PROBLEM STATEMENT —
Output the material below in full, exactly as it is.

......

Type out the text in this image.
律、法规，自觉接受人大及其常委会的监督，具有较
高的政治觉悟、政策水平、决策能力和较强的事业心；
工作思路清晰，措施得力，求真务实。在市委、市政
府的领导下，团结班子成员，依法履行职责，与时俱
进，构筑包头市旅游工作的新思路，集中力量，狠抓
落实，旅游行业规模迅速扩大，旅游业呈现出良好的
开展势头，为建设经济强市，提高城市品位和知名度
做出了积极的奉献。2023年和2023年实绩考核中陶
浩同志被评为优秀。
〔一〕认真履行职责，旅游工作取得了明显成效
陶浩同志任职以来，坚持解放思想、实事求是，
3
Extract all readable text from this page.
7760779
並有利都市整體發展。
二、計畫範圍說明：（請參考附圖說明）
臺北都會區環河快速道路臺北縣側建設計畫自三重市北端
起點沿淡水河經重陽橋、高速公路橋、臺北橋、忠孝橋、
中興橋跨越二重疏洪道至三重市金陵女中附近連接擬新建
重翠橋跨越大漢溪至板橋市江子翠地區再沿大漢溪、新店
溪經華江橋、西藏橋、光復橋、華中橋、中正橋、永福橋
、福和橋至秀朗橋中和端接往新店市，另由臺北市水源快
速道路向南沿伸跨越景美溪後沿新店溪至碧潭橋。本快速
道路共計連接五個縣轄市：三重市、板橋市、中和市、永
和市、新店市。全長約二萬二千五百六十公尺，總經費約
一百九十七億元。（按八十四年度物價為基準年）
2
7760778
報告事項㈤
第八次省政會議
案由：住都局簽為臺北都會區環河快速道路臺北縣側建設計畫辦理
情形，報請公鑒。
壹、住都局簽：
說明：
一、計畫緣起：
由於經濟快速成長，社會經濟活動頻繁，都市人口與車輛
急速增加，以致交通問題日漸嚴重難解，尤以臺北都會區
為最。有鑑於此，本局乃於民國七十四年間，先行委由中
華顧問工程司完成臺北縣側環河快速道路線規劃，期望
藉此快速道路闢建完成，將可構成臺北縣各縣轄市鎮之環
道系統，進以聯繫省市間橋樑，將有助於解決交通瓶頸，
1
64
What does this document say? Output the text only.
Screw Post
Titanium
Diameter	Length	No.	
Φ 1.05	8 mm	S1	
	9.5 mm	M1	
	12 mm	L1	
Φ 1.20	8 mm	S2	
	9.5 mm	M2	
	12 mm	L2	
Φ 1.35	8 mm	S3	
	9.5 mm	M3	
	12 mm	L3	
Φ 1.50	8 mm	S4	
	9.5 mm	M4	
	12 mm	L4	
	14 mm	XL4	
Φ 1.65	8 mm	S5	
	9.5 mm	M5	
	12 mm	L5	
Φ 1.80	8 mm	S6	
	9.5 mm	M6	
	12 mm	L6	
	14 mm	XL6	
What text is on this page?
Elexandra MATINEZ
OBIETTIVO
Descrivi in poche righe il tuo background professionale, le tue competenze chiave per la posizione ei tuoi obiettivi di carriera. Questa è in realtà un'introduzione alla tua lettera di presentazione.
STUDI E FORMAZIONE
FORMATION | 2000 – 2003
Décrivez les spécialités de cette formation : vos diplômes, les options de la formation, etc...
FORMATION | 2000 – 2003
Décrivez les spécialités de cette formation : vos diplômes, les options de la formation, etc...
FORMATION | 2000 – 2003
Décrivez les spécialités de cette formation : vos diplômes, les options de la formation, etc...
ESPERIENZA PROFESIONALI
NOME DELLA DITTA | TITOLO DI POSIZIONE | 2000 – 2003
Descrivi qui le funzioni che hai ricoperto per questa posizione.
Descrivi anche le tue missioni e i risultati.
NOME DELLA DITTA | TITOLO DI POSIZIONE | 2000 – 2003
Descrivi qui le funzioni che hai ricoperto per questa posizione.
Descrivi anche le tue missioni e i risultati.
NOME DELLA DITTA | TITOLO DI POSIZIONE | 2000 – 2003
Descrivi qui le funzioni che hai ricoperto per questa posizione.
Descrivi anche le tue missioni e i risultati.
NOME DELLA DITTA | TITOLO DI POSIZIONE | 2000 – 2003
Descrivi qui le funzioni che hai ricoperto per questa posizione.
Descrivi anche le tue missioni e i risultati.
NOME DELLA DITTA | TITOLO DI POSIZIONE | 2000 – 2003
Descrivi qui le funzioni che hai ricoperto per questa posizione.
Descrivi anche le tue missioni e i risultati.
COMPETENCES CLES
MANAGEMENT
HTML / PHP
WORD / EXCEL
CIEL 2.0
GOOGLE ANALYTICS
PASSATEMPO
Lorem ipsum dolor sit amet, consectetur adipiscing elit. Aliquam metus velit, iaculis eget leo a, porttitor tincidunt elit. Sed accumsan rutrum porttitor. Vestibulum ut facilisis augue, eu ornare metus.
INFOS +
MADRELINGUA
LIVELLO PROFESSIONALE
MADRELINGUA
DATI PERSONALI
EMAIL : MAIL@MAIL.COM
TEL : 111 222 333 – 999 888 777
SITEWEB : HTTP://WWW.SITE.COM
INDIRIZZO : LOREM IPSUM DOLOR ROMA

......

FULL RESPONSE —
Type out the text in this image.
律、法规，自觉接受人大及其常委会的监督，具有较
高的政治觉悟、政策水平、决策能力和较强的事业心；
工作思路清晰，措施得力，求真务实。在市委、市政
府的领导下，团结班子成员，依法履行职责，与时俱
进，构筑包头市旅游工作的新思路，集中力量，狠抓
落实，旅游行业规模迅速扩大，旅游业呈现出良好的
开展势头，为建设经济强市，提高城市品位和知名度
做出了积极的奉献。2023年和2023年实绩考核中陶
浩同志被评为优秀。
〔一〕认真履行职责，旅游工作取得了明显成效
陶浩同志任职以来，坚持解放思想、实事求是，
3
Extract all readable text from this page.
7760779
並有利都市整體發展。
二、計畫範圍說明：（請參考附圖說明）
臺北都會區環河快速道路臺北縣側建設計畫自三重市北端
起點沿淡水河經重陽橋、高速公路橋、臺北橋、忠孝橋、
中興橋跨越二重疏洪道至三重市金陵女中附近連接擬新建
重翠橋跨越大漢溪至板橋市江子翠地區再沿大漢溪、新店
溪經華江橋、西藏橋、光復橋、華中橋、中正橋、永福橋
、福和橋至秀朗橋中和端接往新店市，另由臺北市水源快
速道路向南沿伸跨越景美溪後沿新店溪至碧潭橋。本快速
道路共計連接五個縣轄市：三重市、板橋市、中和市、永
和市、新店市。全長約二萬二千五百六十公尺，總經費約
一百九十七億元。（按八十四年度物價為基準年）
2
7760778
報告事項㈤
第八次省政會議
案由：住都局簽為臺北都會區環河快速道路臺北縣側建設計畫辦理
情形，報請公鑒。
壹、住都局簽：
說明：
一、計畫緣起：
由於經濟快速成長，社會經濟活動頻繁，都市人口與車輛
急速增加，以致交通問題日漸嚴重難解，尤以臺北都會區
為最。有鑑於此，本局乃於民國七十四年間，先行委由中
華顧問工程司完成臺北縣側環河快速道路線規劃，期望
藉此快速道路闢建完成，將可構成臺北縣各縣轄市鎮之環
道系統，進以聯繫省市間橋樑，將有助於解決交通瓶頸，
1
64
What does this document say? Output the text only.
Screw Post
Titanium
Diameter	Length	No.	
Φ 1.05	8 mm	S1	
	9.5 mm	M1	
	12 mm	L1	
Φ 1.20	8 mm	S2	
	9.5 mm	M2	
	12 mm	L2	
Φ 1.35	8 mm	S3	
	9.5 mm	M3	
	12 mm	L3	
Φ 1.50	8 mm	S4	
	9.5 mm	M4	
	12 mm	L4	
	14 mm	XL4	
Φ 1.65	8 mm	S5	
	9.5 mm	M5	
	12 mm	L5	
Φ 1.80	8 mm	S6	
	9.5 mm	M6	
	12 mm	L6	
	14 mm	XL6	
What text is on this page?
Elexandra MATINEZ
OBIETTIVO
Descrivi in poche righe il tuo background professionale, le tue competenze chiave per la posizione ei tuoi obiettivi di carriera. Questa è in realtà un'introduzione alla tua lettera di presentazione.
STUDI E FORMAZIONE
FORMATION | 2000 – 2003
Décrivez les spécialités de cette formation : vos diplômes, les options de la formation, etc...
FORMATION | 2000 – 2003
Décrivez les spécialités de cette formation : vos diplômes, les options de la formation, etc...
FORMATION | 2000 – 2003
Décrivez les spécialités de cette formation : vos diplômes, les options de la formation, etc...
ESPERIENZA PROFESIONALI
NOME DELLA DITTA | TITOLO DI POSIZIONE | 2000 – 2003
Descrivi qui le funzioni che hai ricoperto per questa posizione.
Descrivi anche le tue missioni e i risultati.
NOME DELLA DITTA | TITOLO DI POSIZIONE | 2000 – 2003
Descrivi qui le funzioni che hai ricoperto per questa posizione.
Descrivi anche le tue missioni e i risultati.
NOME DELLA DITTA | TITOLO DI POSIZIONE | 2000 – 2003
Descrivi qui le funzioni che hai ricoperto per questa posizione.
Descrivi anche le tue missioni e i risultati.
NOME DELLA DITTA | TITOLO DI POSIZIONE | 2000 – 2003
Descrivi qui le funzioni che hai ricoperto per questa posizione.
Descrivi anche le tue missioni e i risultati.
NOME DELLA DITTA | TITOLO DI POSIZIONE | 2000 – 2003
Descrivi qui le funzioni che hai ricoperto per questa posizione.
Descrivi anche le tue missioni e i risultati.
COMPETENCES CLES
MANAGEMENT
HTML / PHP
WORD / EXCEL
CIEL 2.0
GOOGLE ANALYTICS
PASSATEMPO
Lorem ipsum dolor sit amet, consectetur adipiscing elit. Aliquam metus velit, iaculis eget leo a, porttitor tincidunt elit. Sed accumsan rutrum porttitor. Vestibulum ut facilisis augue, eu ornare metus.
INFOS +
MADRELINGUA
LIVELLO PROFESSIONALE
MADRELINGUA
DATI PERSONALI
EMAIL : MAIL@MAIL.COM
TEL : 111 222 333 – 999 888 777
SITEWEB : HTTP://WWW.SITE.COM
INDIRIZZO : LOREM IPSUM DOLOR ROMA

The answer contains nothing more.